==== Data lines ====

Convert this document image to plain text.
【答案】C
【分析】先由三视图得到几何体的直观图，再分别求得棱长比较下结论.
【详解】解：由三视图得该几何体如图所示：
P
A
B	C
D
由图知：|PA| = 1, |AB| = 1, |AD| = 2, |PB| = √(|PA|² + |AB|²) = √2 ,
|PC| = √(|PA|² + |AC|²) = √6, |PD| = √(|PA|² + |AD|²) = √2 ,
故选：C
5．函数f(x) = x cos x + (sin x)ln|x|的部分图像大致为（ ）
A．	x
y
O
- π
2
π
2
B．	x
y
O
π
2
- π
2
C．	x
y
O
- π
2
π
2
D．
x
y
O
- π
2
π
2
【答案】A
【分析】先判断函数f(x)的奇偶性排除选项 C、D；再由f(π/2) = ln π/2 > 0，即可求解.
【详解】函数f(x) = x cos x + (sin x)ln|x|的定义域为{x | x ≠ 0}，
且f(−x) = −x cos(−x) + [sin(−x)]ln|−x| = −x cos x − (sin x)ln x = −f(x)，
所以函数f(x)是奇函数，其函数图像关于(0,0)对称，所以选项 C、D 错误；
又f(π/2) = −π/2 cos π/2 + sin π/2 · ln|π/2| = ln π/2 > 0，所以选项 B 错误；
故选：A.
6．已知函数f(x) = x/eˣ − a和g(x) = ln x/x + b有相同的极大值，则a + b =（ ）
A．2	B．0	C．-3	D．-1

====

Your goal. Copy each line above containing the string "所以选项".

Final result.
所以函数f(x)是奇函数，其函数图像关于(0,0)对称，所以选项 C、D 错误；
又f(π/2) = −π/2 cos π/2 + sin π/2 · ln|π/2| = ln π/2 > 0，所以选项 B 错误；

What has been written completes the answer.